» Challenge: Identify all lines in the listing that include the word "name", and copy them out.

(Figure record listings)

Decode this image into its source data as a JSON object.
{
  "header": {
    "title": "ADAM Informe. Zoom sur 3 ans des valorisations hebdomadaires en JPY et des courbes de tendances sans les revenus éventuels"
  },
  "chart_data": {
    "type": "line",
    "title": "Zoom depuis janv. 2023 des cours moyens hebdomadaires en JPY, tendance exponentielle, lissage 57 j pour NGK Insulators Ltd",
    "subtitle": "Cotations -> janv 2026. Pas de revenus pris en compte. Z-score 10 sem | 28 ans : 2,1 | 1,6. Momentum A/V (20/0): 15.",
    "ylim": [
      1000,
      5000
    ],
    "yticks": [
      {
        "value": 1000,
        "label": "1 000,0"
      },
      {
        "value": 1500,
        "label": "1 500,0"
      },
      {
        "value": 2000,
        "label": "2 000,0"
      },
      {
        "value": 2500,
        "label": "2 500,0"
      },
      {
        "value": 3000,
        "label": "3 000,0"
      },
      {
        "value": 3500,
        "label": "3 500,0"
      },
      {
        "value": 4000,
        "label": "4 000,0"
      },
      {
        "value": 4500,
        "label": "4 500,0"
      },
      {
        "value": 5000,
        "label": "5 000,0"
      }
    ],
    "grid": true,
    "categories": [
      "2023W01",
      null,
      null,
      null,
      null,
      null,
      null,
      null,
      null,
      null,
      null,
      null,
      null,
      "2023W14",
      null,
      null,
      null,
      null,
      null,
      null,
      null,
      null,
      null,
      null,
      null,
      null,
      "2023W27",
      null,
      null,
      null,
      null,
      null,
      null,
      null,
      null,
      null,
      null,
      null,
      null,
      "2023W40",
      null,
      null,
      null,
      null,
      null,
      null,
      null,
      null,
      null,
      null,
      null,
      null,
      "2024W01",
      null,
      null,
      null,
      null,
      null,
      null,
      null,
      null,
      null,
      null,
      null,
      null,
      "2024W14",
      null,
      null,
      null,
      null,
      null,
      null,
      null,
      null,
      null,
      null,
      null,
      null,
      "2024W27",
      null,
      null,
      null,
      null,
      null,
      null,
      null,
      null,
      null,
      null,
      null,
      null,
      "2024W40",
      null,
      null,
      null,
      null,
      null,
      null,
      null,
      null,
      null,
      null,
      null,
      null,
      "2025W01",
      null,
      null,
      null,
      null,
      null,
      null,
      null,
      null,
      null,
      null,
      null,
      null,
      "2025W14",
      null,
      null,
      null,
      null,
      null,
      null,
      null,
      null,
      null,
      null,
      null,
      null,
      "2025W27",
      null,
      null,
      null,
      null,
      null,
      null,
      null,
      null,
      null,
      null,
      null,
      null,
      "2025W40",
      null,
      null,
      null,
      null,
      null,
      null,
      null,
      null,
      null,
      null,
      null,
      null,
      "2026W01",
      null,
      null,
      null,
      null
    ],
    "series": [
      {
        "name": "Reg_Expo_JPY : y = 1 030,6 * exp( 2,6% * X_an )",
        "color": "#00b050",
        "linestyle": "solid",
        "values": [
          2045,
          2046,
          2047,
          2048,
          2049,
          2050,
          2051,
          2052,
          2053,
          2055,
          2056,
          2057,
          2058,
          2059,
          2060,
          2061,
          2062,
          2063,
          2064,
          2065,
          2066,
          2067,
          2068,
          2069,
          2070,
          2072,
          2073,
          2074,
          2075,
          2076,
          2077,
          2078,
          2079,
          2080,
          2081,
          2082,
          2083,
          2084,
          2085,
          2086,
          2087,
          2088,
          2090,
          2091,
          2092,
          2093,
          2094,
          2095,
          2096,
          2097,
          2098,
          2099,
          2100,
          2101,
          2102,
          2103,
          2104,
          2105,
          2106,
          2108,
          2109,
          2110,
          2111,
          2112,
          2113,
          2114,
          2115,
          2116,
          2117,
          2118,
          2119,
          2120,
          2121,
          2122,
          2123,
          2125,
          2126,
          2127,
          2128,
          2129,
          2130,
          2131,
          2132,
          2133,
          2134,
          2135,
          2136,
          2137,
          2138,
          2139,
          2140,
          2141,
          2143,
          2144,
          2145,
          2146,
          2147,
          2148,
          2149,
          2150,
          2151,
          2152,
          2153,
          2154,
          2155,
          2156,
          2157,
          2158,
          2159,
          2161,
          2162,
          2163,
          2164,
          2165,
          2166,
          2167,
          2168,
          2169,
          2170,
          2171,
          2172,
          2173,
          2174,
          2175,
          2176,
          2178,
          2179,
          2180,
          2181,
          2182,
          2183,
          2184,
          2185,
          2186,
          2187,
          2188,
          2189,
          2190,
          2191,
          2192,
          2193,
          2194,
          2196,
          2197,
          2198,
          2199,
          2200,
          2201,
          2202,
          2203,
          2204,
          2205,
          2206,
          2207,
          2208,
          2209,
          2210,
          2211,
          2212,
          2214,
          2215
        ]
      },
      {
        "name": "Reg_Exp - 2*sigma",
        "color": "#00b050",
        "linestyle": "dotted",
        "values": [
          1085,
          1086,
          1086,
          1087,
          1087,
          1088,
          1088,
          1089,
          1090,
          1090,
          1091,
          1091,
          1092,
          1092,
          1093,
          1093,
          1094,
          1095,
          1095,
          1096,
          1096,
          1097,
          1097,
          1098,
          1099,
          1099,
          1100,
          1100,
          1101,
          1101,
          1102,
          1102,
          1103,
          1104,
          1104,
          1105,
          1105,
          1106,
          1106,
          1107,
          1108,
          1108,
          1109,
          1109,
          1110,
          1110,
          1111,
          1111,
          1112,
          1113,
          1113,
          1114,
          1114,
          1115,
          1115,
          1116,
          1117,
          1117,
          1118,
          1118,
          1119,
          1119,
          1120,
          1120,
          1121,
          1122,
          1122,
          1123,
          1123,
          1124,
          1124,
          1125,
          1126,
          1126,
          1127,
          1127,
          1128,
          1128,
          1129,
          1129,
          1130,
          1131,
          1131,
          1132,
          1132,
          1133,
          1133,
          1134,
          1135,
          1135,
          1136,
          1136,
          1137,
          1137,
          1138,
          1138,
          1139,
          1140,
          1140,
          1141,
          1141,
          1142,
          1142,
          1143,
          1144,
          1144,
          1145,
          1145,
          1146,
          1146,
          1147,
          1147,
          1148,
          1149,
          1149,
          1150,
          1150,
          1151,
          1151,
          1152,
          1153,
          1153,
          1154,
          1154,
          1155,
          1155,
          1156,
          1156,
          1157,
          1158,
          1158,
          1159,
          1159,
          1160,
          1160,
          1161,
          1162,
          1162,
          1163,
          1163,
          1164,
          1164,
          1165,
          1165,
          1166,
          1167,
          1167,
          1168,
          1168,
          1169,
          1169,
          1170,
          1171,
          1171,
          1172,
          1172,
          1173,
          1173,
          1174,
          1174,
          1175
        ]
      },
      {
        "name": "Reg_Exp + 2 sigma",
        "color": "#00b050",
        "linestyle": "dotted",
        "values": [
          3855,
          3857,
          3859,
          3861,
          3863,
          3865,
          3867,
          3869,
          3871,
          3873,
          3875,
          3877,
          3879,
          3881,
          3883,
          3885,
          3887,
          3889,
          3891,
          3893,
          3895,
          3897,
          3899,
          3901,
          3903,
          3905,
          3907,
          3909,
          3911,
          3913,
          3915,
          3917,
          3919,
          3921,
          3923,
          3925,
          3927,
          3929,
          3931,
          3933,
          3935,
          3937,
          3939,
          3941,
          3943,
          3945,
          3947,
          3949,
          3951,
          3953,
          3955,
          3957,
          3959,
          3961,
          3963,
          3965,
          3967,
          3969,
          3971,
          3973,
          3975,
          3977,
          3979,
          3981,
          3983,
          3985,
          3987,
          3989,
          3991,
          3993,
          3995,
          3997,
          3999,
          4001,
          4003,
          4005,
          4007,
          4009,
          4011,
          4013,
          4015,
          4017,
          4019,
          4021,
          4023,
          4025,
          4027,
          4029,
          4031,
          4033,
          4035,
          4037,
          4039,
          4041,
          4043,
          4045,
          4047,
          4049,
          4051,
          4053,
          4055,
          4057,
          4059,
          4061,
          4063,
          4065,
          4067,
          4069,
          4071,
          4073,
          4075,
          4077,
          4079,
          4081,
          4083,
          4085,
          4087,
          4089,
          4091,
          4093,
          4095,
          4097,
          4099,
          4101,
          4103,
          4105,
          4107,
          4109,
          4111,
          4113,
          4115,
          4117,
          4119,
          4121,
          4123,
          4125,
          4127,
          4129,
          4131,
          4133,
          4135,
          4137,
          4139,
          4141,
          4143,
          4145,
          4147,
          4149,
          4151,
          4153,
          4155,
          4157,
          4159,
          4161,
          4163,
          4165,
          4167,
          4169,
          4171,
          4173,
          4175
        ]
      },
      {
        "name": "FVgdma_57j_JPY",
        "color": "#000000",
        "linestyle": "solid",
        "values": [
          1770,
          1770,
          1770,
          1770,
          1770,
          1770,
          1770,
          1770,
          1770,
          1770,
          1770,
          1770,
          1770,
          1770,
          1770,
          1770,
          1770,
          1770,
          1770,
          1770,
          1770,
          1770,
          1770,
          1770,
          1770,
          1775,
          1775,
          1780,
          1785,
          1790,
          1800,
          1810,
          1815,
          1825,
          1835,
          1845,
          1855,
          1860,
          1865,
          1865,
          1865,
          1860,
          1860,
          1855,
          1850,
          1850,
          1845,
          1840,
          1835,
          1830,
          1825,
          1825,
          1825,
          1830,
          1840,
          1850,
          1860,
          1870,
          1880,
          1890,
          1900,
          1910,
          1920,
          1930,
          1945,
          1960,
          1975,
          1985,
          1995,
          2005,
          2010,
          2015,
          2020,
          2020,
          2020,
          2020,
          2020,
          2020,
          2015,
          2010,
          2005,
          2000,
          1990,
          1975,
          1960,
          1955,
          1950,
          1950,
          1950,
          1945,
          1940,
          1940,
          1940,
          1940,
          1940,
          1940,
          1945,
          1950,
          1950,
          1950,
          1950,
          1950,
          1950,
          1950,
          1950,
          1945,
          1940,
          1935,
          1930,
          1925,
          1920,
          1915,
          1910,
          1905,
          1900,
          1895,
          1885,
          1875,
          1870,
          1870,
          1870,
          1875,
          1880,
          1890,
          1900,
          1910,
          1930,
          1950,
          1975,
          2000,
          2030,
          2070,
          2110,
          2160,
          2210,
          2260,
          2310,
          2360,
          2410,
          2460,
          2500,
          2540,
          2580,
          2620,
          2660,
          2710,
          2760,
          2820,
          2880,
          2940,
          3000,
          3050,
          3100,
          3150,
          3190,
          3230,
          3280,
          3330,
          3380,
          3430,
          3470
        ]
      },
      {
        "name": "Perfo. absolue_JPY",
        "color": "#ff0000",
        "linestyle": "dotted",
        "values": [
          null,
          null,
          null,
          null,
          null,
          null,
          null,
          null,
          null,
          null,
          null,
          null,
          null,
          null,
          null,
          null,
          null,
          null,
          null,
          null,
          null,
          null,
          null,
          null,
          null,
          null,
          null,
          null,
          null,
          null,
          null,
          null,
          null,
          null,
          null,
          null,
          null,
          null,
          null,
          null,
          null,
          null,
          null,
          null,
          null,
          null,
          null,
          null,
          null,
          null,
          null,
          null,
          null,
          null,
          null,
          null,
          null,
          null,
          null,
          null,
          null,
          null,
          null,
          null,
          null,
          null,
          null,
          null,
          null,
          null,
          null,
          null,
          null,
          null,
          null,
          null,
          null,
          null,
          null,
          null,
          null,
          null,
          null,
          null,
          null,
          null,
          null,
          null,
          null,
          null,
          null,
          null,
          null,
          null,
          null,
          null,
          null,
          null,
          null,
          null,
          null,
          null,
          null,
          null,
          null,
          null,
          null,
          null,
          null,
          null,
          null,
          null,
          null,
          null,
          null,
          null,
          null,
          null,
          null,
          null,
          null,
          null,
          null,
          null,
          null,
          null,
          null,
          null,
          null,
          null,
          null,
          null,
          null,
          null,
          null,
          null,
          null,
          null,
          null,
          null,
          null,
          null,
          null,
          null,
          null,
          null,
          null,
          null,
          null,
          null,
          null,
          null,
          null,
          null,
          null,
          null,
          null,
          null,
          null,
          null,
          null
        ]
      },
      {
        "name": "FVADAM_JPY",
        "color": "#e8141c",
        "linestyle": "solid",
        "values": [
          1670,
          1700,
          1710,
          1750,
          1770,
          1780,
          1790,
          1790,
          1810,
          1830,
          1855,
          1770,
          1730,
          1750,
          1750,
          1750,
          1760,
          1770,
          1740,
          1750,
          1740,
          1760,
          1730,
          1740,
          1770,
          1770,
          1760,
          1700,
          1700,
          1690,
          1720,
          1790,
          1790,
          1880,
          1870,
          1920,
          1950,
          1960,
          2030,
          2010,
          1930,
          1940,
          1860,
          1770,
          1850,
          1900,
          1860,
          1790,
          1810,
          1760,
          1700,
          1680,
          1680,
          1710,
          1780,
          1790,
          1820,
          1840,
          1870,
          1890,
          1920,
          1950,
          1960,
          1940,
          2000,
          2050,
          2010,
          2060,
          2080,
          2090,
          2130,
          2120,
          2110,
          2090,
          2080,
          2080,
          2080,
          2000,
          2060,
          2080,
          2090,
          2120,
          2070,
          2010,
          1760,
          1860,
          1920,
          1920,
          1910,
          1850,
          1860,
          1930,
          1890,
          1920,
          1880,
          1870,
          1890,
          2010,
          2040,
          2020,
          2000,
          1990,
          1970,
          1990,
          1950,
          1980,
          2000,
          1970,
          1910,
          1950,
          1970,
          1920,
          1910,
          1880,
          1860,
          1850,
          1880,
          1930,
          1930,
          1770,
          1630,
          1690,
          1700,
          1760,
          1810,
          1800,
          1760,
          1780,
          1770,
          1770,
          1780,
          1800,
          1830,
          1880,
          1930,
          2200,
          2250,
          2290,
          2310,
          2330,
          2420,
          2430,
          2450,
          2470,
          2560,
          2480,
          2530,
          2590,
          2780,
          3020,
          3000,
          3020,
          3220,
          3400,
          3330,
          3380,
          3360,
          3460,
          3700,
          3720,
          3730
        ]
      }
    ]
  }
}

» Solution:
        "name": "Reg_Expo_JPY : y = 1 030,6 * exp( 2,6% * X_an )",
        "name": "Reg_Exp - 2*sigma",
        "name": "Reg_Exp + 2 sigma",
        "name": "FVgdma_57j_JPY",
        "name": "Perfo. absolue_JPY",
        "name": "FVADAM_JPY",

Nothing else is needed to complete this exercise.